Data listing:
================

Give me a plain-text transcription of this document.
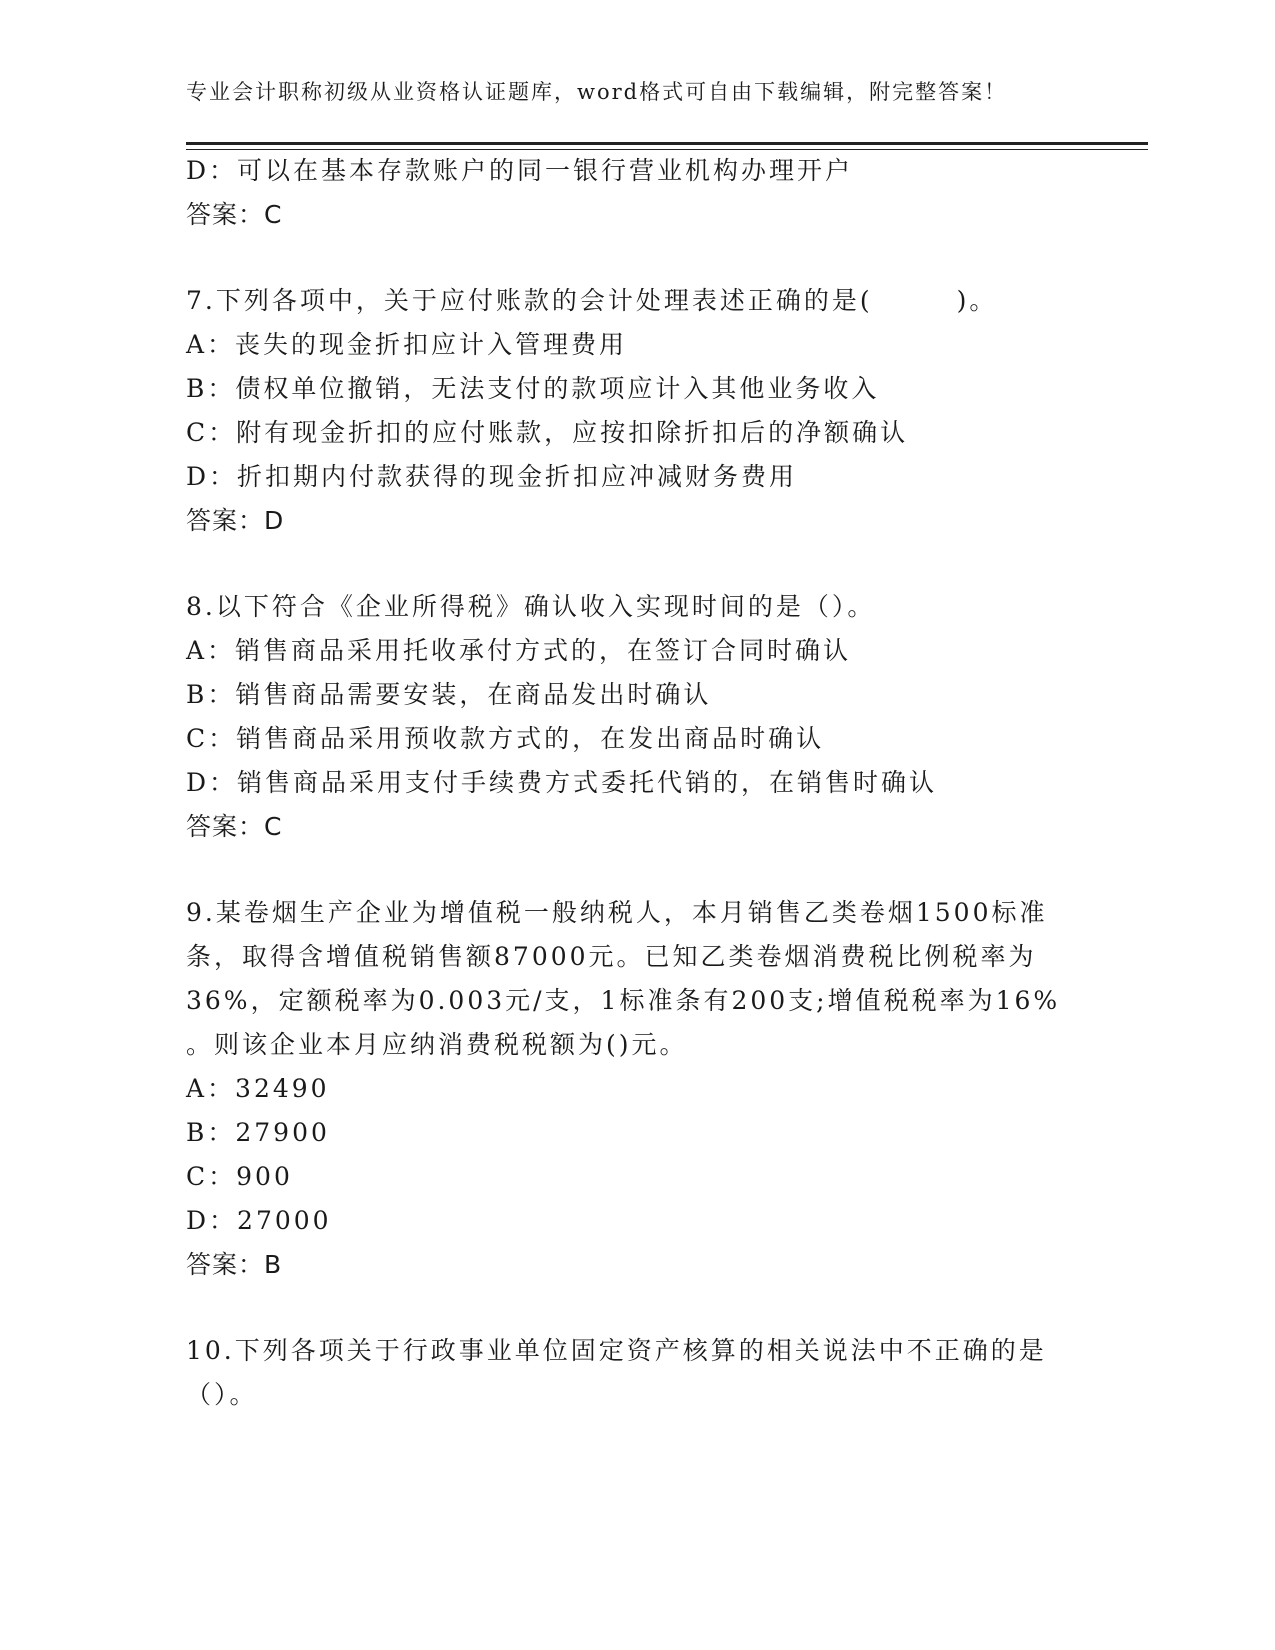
专业会计职称初级从业资格认证题库，word格式可自由下载编辑，附完整答案！
D：可以在基本存款账户的同一银行营业机构办理开户
答案：C
7.下列各项中，关于应付账款的会计处理表述正确的是(　　　)。
A：丧失的现金折扣应计入管理费用
B：债权单位撤销，无法支付的款项应计入其他业务收入
C：附有现金折扣的应付账款，应按扣除折扣后的净额确认
D：折扣期内付款获得的现金折扣应冲减财务费用
答案：D
8.以下符合《企业所得税》确认收入实现时间的是（）。
A：销售商品采用托收承付方式的，在签订合同时确认
B：销售商品需要安装，在商品发出时确认
C：销售商品采用预收款方式的，在发出商品时确认
D：销售商品采用支付手续费方式委托代销的，在销售时确认
答案：C
9.某卷烟生产企业为增值税一般纳税人，本月销售乙类卷烟1500标准
条，取得含增值税销售额87000元。已知乙类卷烟消费税比例税率为
36%，定额税率为0.003元/支，1标准条有200支;增值税税率为16%
。则该企业本月应纳消费税税额为()元。
A：32490
B：27900
C：900
D：27000
答案：B
10.下列各项关于行政事业单位固定资产核算的相关说法中不正确的是
（）。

================

Objective: Print out the whole of the material word for word, without pictures.

Solution:
Give me a plain-text transcription of this document.
专业会计职称初级从业资格认证题库，word格式可自由下载编辑，附完整答案！
D：可以在基本存款账户的同一银行营业机构办理开户
答案：C
7.下列各项中，关于应付账款的会计处理表述正确的是(　　　)。
A：丧失的现金折扣应计入管理费用
B：债权单位撤销，无法支付的款项应计入其他业务收入
C：附有现金折扣的应付账款，应按扣除折扣后的净额确认
D：折扣期内付款获得的现金折扣应冲减财务费用
答案：D
8.以下符合《企业所得税》确认收入实现时间的是（）。
A：销售商品采用托收承付方式的，在签订合同时确认
B：销售商品需要安装，在商品发出时确认
C：销售商品采用预收款方式的，在发出商品时确认
D：销售商品采用支付手续费方式委托代销的，在销售时确认
答案：C
9.某卷烟生产企业为增值税一般纳税人，本月销售乙类卷烟1500标准
条，取得含增值税销售额87000元。已知乙类卷烟消费税比例税率为
36%，定额税率为0.003元/支，1标准条有200支;增值税税率为16%
。则该企业本月应纳消费税税额为()元。
A：32490
B：27900
C：900
D：27000
答案：B
10.下列各项关于行政事业单位固定资产核算的相关说法中不正确的是
（）。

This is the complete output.